## Challenge
Note how many lines hold the string "módosítsuk" and give that number without any other words.

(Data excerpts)
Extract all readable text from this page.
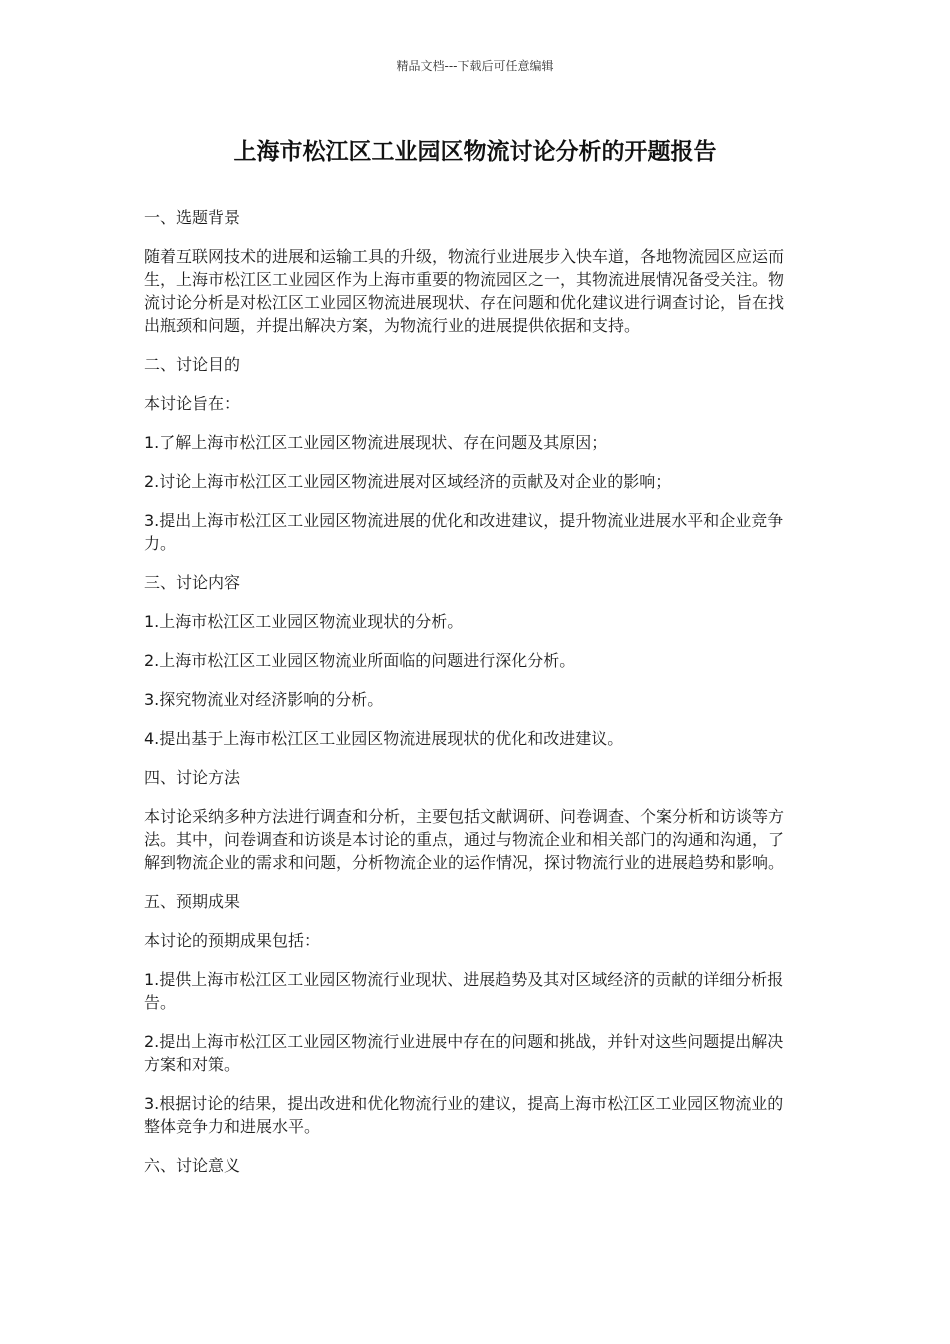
精品文档---下载后可任意编辑
上海市松江区工业园区物流讨论分析的开题报告

一、选题背景

随着互联网技术的进展和运输工具的升级，物流行业进展步入快车道，各地物流园区应运而生，上海市松江区工业园区作为上海市重要的物流园区之一，其物流进展情况备受关注。物流讨论分析是对松江区工业园区物流进展现状、存在问题和优化建议进行调查讨论，旨在找出瓶颈和问题，并提出解决方案，为物流行业的进展提供依据和支持。

二、讨论目的

本讨论旨在：

1.了解上海市松江区工业园区物流进展现状、存在问题及其原因；

2.讨论上海市松江区工业园区物流进展对区域经济的贡献及对企业的影响；

3.提出上海市松江区工业园区物流进展的优化和改进建议，提升物流业进展水平和企业竞争力。

三、讨论内容

1.上海市松江区工业园区物流业现状的分析。

2.上海市松江区工业园区物流业所面临的问题进行深化分析。

3.探究物流业对经济影响的分析。

4.提出基于上海市松江区工业园区物流进展现状的优化和改进建议。

四、讨论方法

本讨论采纳多种方法进行调查和分析，主要包括文献调研、问卷调查、个案分析和访谈等方法。其中，问卷调查和访谈是本讨论的重点，通过与物流企业和相关部门的沟通和沟通，了解到物流企业的需求和问题，分析物流企业的运作情况，探讨物流行业的进展趋势和影响。

五、预期成果

本讨论的预期成果包括：

1.提供上海市松江区工业园区物流行业现状、进展趋势及其对区域经济的贡献的详细分析报告。

2.提出上海市松江区工业园区物流行业进展中存在的问题和挑战，并针对这些问题提出解决方案和对策。

3.根据讨论的结果，提出改进和优化物流行业的建议，提高上海市松江区工业园区物流业的整体竞争力和进展水平。

六、讨论意义
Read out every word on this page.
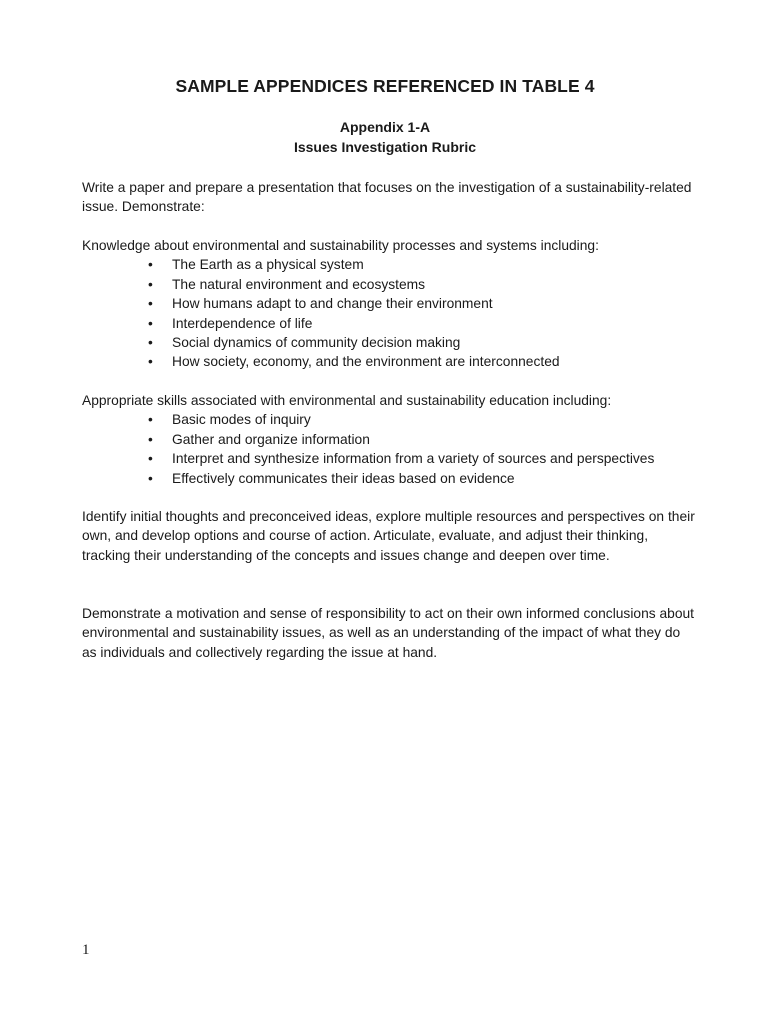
SAMPLE APPENDICES REFERENCED IN TABLE 4
Appendix 1-A
Issues Investigation Rubric

Write a paper and prepare a presentation that focuses on the investigation of a sustainability-related issue. Demonstrate:

Knowledge about environmental and sustainability processes and systems including:
• The Earth as a physical system
• The natural environment and ecosystems
• How humans adapt to and change their environment
• Interdependence of life
• Social dynamics of community decision making
• How society, economy, and the environment are interconnected
Appropriate skills associated with environmental and sustainability education including:
• Basic modes of inquiry
• Gather and organize information
• Interpret and synthesize information from a variety of sources and perspectives
• Effectively communicates their ideas based on evidence

Identify initial thoughts and preconceived ideas, explore multiple resources and perspectives on their own, and develop options and course of action. Articulate, evaluate, and adjust their thinking, tracking their understanding of the concepts and issues change and deepen over time.

Demonstrate a motivation and sense of responsibility to act on their own informed conclusions about environmental and sustainability issues, as well as an understanding of the impact of what they do as individuals and collectively regarding the issue at hand.

1
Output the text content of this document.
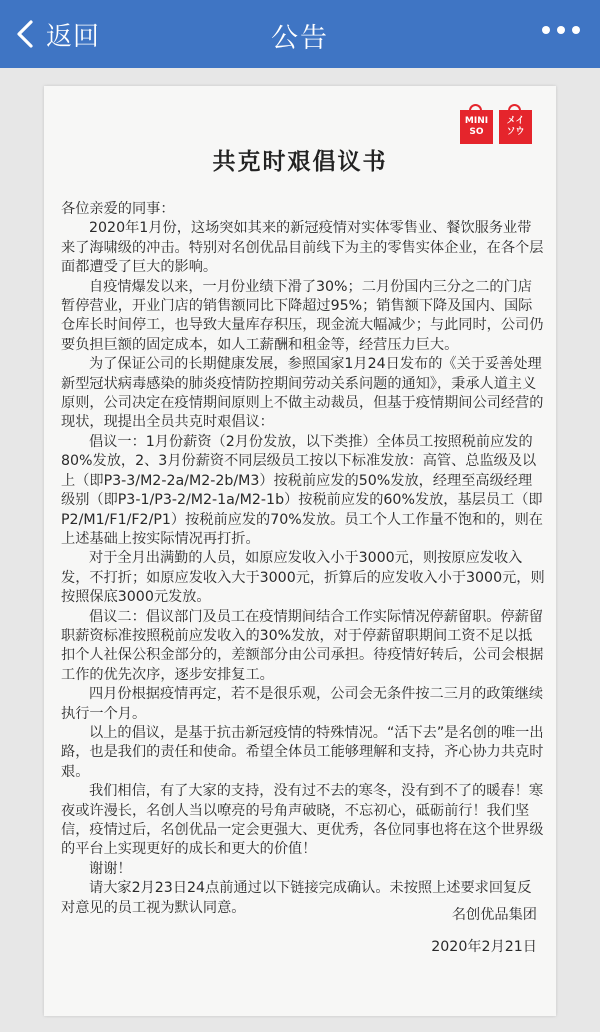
返回	公告
MINI
SO
メイ
ソウ
共克时艰倡议书

各位亲爱的同事：

2020年1月份，这场突如其来的新冠疫情对实体零售业、餐饮服务业带来了海啸级的冲击。特别对名创优品目前线下为主的零售实体企业，在各个层面都遭受了巨大的影响。

自疫情爆发以来，一月份业绩下滑了30%；二月份国内三分之二的门店暂停营业，开业门店的销售额同比下降超过95%；销售额下降及国内、国际仓库长时间停工，也导致大量库存积压，现金流大幅减少；与此同时，公司仍要负担巨额的固定成本，如人工薪酬和租金等，经营压力巨大。

为了保证公司的长期健康发展，参照国家1月24日发布的《关于妥善处理新型冠状病毒感染的肺炎疫情防控期间劳动关系问题的通知》，秉承人道主义原则，公司决定在疫情期间原则上不做主动裁员，但基于疫情期间公司经营的现状，现提出全员共克时艰倡议：

倡议一：1月份薪资（2月份发放，以下类推）全体员工按照税前应发的80%发放，2、3月份薪资不同层级员工按以下标准发放：高管、总监级及以上（即P3-3/M2-2a/M2-2b/M3）按税前应发的50%发放，经理至高级经理级别（即P3-1/P3-2/M2-1a/M2-1b）按税前应发的60%发放，基层员工（即P2/M1/F1/F2/P1）按税前应发的70%发放。员工个人工作量不饱和的，则在上述基础上按实际情况再打折。

对于全月出满勤的人员，如原应发收入小于3000元，则按原应发收入发，不打折；如原应发收入大于3000元，折算后的应发收入小于3000元，则按照保底3000元发放。

倡议二：倡议部门及员工在疫情期间结合工作实际情况停薪留职。停薪留职薪资标准按照税前应发收入的30%发放，对于停薪留职期间工资不足以抵扣个人社保公积金部分的，差额部分由公司承担。待疫情好转后，公司会根据工作的优先次序，逐步安排复工。

四月份根据疫情再定，若不是很乐观，公司会无条件按二三月的政策继续执行一个月。

以上的倡议，是基于抗击新冠疫情的特殊情况。“活下去”是名创的唯一出路，也是我们的责任和使命。希望全体员工能够理解和支持，齐心协力共克时艰。

我们相信，有了大家的支持，没有过不去的寒冬，没有到不了的暖春！寒夜或许漫长，名创人当以嘹亮的号角声破晓，不忘初心，砥砺前行！我们坚信，疫情过后，名创优品一定会更强大、更优秀，各位同事也将在这个世界级的平台上实现更好的成长和更大的价值！

谢谢！

请大家2月23日24点前通过以下链接完成确认。未按照上述要求回复反对意见的员工视为默认同意。	名创优品集团
2020年2月21日
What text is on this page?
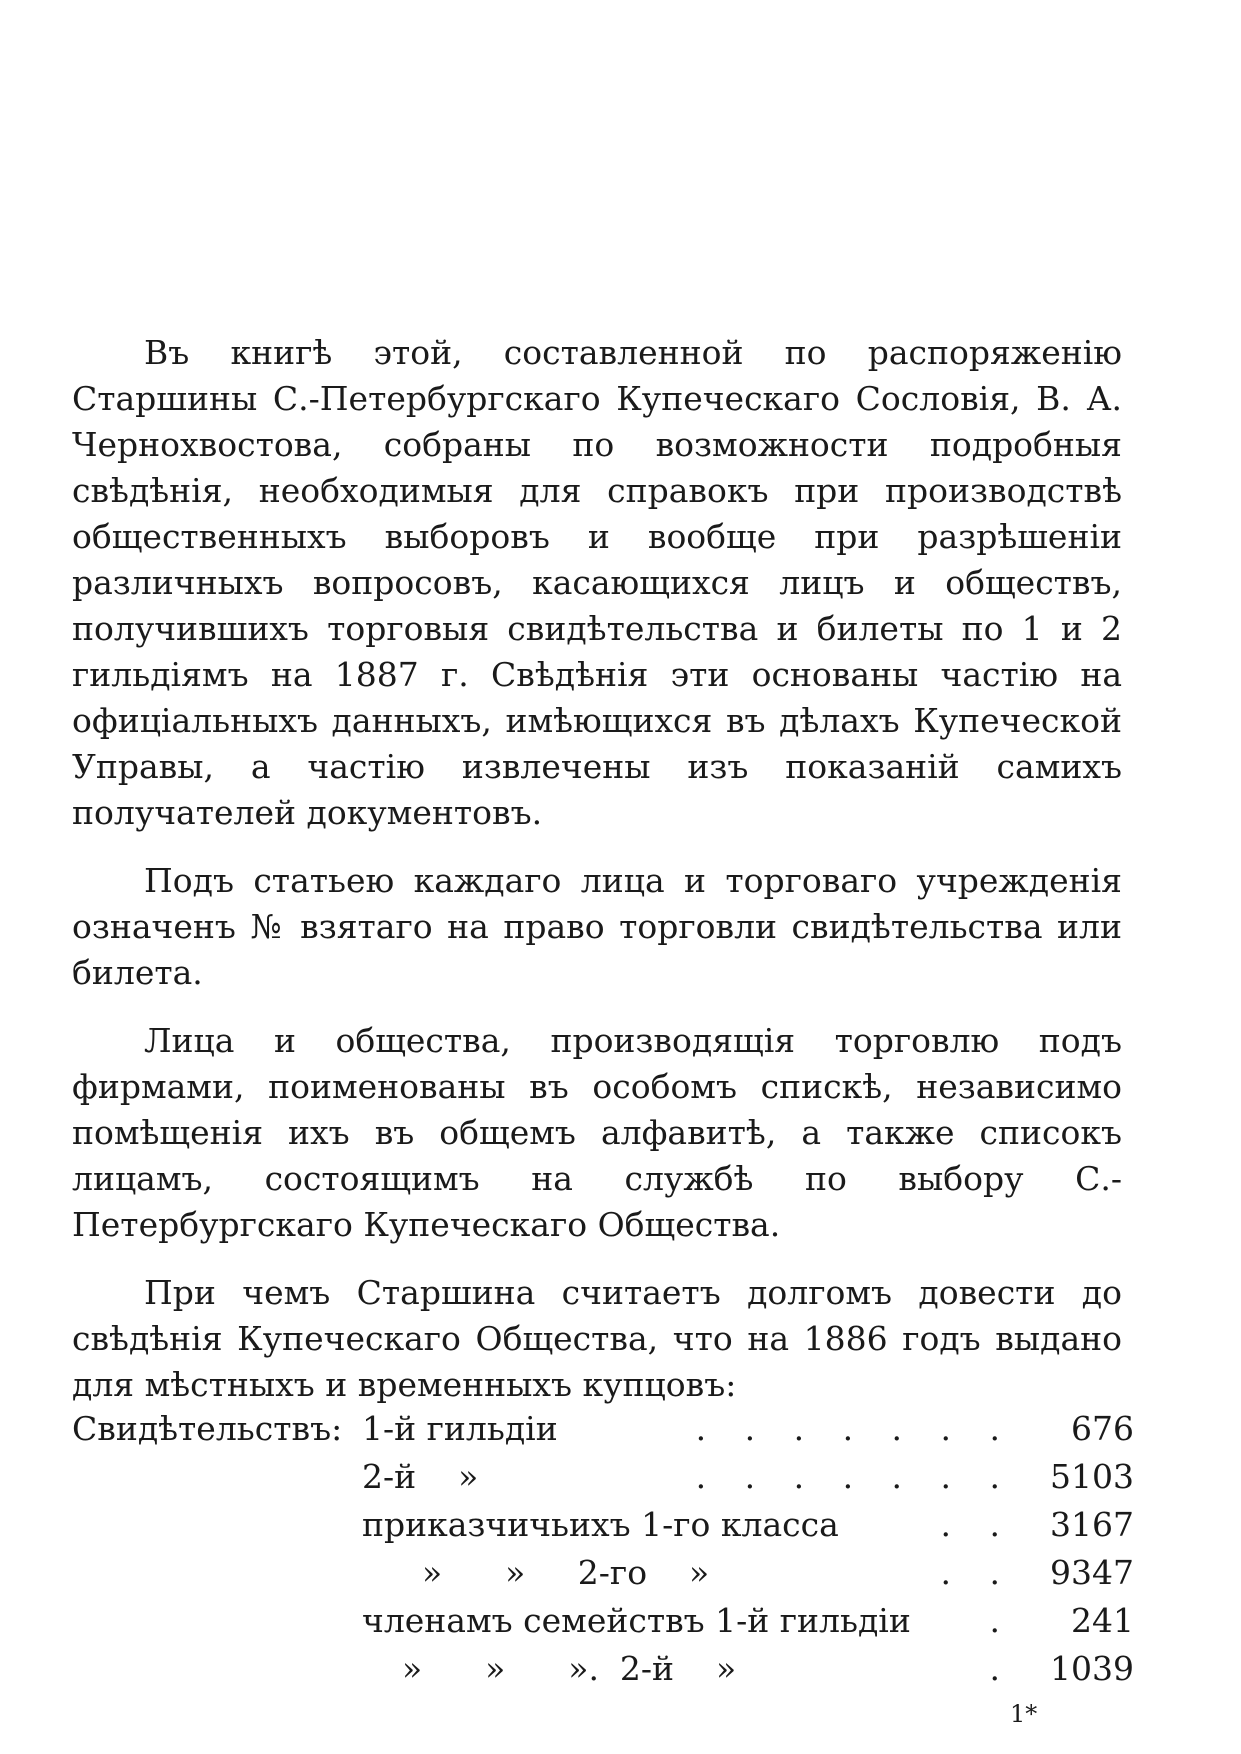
Въ книгѣ этой, составленной по распоряженію Старшины С.-Петербургскаго Купеческаго Сословія, В. А. Чернохвостова, собраны по возможности подробныя свѣдѣнія, необходимыя для справокъ при производствѣ общественныхъ выборовъ и вообще при разрѣшеніи различныхъ вопросовъ, касающихся лицъ и обществъ, получившихъ торговыя свидѣтельства и билеты по 1 и 2 гильдіямъ на 1887 г. Свѣдѣнія эти основаны частію на офиціальныхъ данныхъ, имѣющихся въ дѣлахъ Купеческой Управы, а частію извлечены изъ показаній самихъ получателей документовъ.

Подъ статьею каждаго лица и торговаго учрежденія означенъ № взятаго на право торговли свидѣтельства или билета.

Лица и общества, производящія торговлю подъ фирмами, поименованы въ особомъ спискѣ, независимо помѣщенія ихъ въ общемъ алфавитѣ, а также списокъ лицамъ, состоящимъ на службѣ по выбору С.-Петербургскаго Купеческаго Общества.

При чемъ Старшина считаетъ долгомъ довести до свѣдѣнія Купеческаго Общества, что на 1886 годъ выдано для мѣстныхъ и временныхъ купцовъ:

Свидѣтельствъ: 1-й гильдіи	. . . . . . . 676
2-й    »	. . . . . . . 5103
приказчичьихъ 1-го класса	. . 3167
»      »     2-го    »	. . 9347
членамъ семействъ 1-й гильдіи . 241
»      »      ».  2-й    »	. 1039
1*
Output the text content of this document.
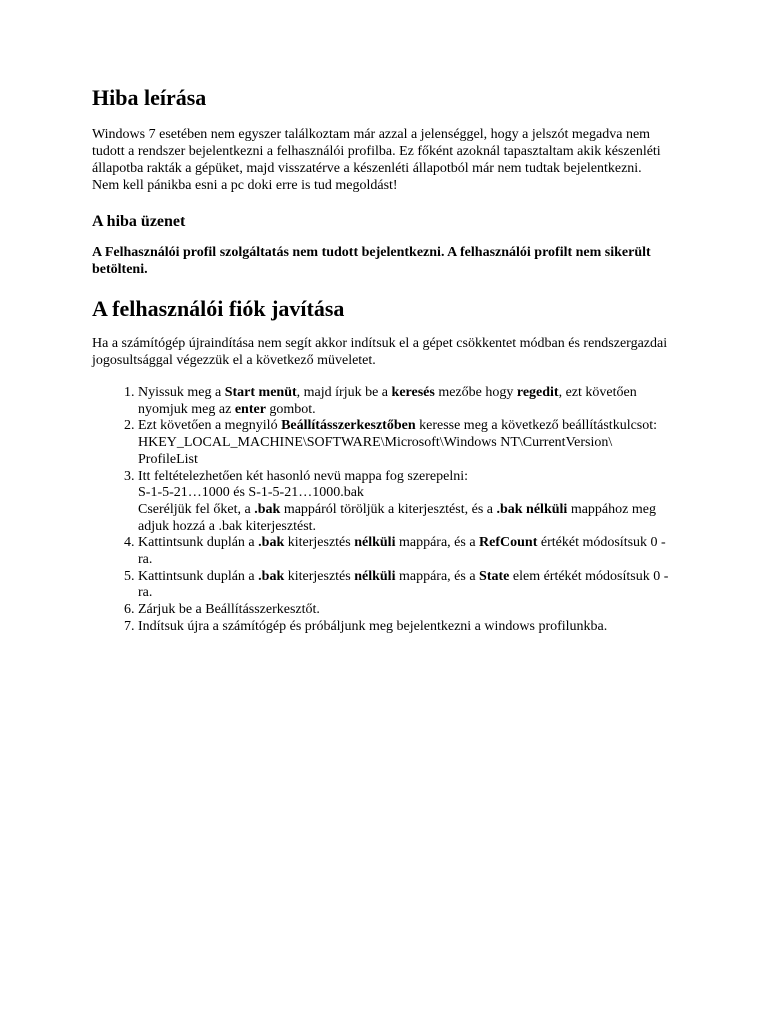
Hiba leírása

Windows 7 esetében nem egyszer találkoztam már azzal a jelenséggel, hogy a jelszót megadva nem tudott a rendszer bejelentkezni a felhasználói profilba. Ez főként azoknál tapasztaltam akik készenléti állapotba rakták a gépüket, majd visszatérve a készenléti állapotból már nem tudtak bejelentkezni.
Nem kell pánikba esni a pc doki erre is tud megoldást!

A hiba üzenet

A Felhasználói profil szolgáltatás nem tudott bejelentkezni. A felhasználói profilt nem sikerült betölteni.

A felhasználói fiók javítása

Ha a számítógép újraindítása nem segít akkor indítsuk el a gépet csökkentet módban és rendszergazdai jogosultsággal végezzük el a következő müveletet.

1. Nyissuk meg a Start menüt, majd írjuk be a keresés mezőbe hogy regedit, ezt követően nyomjuk meg az enter gombot.
2. Ezt követően a megnyiló Beállításszerkesztőben keresse meg a következő beállítástkulcsot:
HKEY_LOCAL_MACHINE\SOFTWARE\Microsoft\Windows NT\CurrentVersion\
ProfileList
3. Itt feltételezhetően két hasonló nevü mappa fog szerepelni:
S-1-5-21…1000 és S-1-5-21…1000.bak
Cseréljük fel őket, a .bak mappáról töröljük a kiterjesztést, és a .bak nélküli mappához meg adjuk hozzá a .bak kiterjesztést.
4. Kattintsunk duplán a .bak kiterjesztés nélküli mappára, és a RefCount értékét módosítsuk 0 -ra.
5. Kattintsunk duplán a .bak kiterjesztés nélküli mappára, és a State elem értékét módosítsuk 0 -ra.
6. Zárjuk be a Beállításszerkesztőt.
7. Indítsuk újra a számítógép és próbáljunk meg bejelentkezni a windows profilunkba.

## Solution below
2